Given task
Of the lines listed below, how many contain the string "substituted"? Answer with the number alone.

---------- Information supplied

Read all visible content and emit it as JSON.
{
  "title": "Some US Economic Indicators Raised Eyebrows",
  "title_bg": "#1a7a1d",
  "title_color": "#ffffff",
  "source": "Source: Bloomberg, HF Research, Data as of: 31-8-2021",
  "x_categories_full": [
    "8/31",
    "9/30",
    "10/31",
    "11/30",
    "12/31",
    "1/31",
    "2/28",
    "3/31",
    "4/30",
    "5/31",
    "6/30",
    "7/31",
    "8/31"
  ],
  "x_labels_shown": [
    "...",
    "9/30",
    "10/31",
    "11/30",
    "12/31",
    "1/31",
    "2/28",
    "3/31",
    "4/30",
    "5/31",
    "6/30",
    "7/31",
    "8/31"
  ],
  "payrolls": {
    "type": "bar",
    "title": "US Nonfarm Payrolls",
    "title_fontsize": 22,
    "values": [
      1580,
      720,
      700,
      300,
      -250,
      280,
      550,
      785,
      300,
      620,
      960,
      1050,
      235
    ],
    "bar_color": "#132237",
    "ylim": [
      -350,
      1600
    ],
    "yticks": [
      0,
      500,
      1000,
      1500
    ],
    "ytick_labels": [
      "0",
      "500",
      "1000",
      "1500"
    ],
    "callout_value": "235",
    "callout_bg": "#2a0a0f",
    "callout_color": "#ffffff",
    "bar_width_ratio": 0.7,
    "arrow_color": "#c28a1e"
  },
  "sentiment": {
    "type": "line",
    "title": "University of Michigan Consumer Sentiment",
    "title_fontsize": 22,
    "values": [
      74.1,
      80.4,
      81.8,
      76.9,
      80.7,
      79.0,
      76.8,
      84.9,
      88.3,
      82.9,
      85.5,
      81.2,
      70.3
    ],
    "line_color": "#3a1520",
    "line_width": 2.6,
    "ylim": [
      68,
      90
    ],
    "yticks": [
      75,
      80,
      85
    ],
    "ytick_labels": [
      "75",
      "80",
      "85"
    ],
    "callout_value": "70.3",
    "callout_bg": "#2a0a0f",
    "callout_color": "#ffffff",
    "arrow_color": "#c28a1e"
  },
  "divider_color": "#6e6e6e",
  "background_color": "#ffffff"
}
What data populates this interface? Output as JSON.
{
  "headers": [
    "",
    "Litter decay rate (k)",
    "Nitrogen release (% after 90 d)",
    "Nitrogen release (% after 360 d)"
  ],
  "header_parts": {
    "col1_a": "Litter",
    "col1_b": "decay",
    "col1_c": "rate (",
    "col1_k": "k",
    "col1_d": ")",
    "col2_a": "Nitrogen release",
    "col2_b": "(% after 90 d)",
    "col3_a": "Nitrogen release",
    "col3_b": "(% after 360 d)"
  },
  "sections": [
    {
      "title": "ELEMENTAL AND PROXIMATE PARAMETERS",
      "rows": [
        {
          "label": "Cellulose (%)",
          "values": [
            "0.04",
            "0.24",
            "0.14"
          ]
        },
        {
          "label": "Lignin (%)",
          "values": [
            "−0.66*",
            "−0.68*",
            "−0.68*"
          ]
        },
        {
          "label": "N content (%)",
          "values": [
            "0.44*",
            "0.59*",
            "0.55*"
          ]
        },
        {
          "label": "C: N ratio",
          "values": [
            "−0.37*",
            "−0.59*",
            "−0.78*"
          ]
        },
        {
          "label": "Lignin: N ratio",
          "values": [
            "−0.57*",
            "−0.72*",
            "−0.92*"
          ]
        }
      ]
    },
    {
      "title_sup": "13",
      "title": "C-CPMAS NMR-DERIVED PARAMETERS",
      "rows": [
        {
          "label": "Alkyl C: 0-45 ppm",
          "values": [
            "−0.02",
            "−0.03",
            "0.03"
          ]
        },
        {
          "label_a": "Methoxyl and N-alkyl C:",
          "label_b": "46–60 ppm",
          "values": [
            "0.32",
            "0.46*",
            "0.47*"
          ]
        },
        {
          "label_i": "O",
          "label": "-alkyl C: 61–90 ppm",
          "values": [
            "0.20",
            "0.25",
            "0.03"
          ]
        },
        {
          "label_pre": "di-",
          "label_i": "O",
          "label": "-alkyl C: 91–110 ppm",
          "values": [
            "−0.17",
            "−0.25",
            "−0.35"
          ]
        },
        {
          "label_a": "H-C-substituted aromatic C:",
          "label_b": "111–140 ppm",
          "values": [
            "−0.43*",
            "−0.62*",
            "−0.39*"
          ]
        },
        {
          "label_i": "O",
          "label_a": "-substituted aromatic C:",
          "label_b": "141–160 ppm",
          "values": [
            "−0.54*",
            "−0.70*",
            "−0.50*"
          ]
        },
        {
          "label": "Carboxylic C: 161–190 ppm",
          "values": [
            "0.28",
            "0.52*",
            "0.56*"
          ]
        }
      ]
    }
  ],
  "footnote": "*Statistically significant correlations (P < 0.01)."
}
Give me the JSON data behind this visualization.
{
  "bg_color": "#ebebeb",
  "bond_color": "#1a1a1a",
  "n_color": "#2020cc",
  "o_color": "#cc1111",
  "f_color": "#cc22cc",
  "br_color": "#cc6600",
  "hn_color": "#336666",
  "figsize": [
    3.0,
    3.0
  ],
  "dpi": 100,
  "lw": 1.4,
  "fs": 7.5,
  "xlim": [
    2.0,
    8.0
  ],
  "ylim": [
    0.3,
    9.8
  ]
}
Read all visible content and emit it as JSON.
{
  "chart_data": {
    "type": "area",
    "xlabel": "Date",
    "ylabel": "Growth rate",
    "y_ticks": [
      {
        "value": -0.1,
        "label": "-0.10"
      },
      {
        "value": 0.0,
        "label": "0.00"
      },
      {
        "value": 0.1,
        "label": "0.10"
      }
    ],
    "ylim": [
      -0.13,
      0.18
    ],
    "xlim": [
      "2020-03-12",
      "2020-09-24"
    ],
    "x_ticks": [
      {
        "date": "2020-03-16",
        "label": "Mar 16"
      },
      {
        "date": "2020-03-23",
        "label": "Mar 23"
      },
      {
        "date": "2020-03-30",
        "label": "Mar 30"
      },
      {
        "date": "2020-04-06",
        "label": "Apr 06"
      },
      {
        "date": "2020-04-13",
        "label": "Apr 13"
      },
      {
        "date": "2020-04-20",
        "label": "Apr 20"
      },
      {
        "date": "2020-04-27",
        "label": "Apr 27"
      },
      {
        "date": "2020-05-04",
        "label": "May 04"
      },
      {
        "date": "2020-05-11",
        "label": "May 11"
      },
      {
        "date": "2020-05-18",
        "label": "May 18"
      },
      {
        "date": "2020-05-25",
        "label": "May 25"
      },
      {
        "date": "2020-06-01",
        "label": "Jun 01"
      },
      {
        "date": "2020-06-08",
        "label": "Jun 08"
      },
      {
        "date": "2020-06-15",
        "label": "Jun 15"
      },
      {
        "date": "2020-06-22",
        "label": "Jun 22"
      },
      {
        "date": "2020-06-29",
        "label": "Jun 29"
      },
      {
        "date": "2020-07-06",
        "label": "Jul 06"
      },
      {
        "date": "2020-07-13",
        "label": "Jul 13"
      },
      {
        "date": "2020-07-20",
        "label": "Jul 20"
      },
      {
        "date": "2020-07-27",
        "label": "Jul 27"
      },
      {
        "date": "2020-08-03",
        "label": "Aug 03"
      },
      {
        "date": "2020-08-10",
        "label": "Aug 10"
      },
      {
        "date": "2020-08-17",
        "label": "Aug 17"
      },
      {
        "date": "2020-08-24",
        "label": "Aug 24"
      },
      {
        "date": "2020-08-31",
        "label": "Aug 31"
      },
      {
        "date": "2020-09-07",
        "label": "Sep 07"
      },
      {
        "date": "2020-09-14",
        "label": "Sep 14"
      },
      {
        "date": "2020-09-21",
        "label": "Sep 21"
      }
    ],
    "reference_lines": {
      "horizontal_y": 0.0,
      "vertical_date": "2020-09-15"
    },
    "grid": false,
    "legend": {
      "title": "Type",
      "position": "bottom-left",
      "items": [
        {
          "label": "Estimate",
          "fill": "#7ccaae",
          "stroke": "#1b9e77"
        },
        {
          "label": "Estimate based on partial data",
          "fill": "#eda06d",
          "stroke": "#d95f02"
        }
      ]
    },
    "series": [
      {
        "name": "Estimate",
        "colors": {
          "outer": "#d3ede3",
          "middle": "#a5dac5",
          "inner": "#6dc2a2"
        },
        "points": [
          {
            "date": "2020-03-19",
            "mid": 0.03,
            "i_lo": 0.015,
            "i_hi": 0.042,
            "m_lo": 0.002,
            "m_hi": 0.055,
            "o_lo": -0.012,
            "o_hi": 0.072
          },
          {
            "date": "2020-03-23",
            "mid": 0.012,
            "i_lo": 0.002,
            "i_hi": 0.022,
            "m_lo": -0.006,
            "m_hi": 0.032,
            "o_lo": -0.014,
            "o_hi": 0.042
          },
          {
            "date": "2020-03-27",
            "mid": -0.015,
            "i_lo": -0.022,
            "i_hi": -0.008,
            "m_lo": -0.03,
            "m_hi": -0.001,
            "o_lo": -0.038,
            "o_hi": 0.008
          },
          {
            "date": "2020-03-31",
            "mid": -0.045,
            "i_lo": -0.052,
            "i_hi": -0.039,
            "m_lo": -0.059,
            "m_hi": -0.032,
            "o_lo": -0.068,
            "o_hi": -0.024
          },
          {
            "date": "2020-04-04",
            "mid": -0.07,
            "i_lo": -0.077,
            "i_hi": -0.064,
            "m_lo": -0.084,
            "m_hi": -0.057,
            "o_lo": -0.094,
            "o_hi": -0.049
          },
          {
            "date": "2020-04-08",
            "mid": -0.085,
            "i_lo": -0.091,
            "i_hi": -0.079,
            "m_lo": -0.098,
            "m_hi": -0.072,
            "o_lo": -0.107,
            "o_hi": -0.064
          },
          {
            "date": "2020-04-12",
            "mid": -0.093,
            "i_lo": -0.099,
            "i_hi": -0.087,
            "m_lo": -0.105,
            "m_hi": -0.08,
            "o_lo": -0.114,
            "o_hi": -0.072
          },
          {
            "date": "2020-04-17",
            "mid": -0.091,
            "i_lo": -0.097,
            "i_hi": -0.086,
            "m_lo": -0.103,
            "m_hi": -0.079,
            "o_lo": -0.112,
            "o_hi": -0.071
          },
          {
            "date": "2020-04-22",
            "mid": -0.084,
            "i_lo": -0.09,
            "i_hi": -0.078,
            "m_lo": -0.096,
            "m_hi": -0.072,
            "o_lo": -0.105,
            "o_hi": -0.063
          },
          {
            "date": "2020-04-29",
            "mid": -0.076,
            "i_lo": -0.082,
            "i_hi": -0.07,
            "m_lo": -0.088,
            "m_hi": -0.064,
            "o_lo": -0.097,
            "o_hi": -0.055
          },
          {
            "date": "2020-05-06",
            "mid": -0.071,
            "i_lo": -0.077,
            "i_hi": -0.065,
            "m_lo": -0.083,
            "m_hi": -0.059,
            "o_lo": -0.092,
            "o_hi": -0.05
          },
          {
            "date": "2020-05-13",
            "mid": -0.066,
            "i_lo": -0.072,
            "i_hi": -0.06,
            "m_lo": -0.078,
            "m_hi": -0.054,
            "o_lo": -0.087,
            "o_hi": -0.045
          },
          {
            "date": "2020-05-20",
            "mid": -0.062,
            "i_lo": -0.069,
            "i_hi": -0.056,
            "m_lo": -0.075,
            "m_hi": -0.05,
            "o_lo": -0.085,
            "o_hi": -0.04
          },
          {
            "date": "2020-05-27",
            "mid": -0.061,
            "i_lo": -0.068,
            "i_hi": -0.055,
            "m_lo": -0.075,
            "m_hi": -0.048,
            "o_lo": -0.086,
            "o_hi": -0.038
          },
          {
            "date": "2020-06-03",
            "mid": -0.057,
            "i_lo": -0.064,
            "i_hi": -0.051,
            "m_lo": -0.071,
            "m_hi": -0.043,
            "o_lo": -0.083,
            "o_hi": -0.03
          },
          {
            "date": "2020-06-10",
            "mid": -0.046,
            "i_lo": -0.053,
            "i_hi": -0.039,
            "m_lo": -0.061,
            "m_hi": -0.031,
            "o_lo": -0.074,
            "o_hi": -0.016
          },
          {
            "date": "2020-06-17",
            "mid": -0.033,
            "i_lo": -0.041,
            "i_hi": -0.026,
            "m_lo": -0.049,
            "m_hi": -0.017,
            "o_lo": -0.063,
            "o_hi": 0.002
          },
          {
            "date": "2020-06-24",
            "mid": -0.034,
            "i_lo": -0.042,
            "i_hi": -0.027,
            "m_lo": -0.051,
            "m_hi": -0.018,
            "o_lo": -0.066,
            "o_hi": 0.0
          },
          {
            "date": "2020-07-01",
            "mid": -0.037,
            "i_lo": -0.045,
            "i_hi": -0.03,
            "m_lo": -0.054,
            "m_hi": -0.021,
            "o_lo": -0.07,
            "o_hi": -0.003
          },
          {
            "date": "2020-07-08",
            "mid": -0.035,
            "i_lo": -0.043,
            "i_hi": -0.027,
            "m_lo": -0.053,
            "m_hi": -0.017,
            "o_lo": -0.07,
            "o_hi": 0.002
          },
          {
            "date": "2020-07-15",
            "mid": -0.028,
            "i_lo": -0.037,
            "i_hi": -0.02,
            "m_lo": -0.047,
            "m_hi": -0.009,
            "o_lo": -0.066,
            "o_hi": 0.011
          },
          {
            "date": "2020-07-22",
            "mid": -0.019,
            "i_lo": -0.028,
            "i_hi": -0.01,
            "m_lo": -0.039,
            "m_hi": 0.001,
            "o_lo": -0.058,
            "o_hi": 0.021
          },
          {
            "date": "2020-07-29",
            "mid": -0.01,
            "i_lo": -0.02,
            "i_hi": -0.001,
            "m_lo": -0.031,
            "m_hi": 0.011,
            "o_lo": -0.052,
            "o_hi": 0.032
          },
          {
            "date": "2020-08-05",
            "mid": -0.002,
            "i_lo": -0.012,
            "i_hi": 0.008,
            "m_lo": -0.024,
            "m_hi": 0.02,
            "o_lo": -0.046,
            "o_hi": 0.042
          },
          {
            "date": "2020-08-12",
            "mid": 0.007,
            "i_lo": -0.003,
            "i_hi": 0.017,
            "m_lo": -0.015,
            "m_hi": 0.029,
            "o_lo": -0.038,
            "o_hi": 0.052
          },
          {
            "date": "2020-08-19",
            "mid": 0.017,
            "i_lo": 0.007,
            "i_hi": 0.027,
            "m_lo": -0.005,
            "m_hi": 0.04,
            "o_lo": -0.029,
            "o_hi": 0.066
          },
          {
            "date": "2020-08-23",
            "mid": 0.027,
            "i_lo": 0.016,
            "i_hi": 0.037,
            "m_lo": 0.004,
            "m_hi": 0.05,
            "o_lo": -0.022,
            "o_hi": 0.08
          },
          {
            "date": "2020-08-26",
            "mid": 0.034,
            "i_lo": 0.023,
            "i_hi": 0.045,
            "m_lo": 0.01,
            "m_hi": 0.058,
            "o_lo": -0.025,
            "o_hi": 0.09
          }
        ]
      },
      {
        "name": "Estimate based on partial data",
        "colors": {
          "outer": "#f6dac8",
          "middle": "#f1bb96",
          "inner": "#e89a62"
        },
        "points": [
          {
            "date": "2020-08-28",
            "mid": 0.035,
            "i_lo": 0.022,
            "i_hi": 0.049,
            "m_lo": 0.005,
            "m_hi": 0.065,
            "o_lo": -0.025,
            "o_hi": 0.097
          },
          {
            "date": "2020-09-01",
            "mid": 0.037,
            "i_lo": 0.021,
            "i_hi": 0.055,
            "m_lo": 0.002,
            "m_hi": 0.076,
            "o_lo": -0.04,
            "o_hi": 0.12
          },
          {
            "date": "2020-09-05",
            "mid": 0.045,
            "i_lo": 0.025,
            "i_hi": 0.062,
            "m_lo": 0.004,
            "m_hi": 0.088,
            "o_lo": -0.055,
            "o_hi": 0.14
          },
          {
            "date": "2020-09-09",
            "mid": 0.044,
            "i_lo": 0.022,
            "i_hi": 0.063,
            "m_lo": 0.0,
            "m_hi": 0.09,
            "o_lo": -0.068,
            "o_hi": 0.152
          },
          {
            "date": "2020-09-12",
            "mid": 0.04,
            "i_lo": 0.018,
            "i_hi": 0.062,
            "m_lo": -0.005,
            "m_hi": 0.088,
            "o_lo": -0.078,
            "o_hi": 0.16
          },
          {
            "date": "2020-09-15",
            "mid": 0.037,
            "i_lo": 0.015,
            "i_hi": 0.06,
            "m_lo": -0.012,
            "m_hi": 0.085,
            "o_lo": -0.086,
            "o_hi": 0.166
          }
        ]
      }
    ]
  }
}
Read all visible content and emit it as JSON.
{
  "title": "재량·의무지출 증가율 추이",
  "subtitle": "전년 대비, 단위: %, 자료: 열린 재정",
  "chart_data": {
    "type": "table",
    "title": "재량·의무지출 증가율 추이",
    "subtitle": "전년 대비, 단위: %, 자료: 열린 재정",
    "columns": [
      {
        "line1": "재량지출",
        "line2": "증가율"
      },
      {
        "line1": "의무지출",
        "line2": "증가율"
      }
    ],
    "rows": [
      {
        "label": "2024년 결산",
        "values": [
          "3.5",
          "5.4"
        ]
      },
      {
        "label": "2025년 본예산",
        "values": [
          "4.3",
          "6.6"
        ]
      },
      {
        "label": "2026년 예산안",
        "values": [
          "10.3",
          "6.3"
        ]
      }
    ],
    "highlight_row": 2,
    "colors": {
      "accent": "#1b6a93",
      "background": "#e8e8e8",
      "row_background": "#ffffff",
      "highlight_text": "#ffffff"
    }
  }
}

--------------------

Output for this exercise
2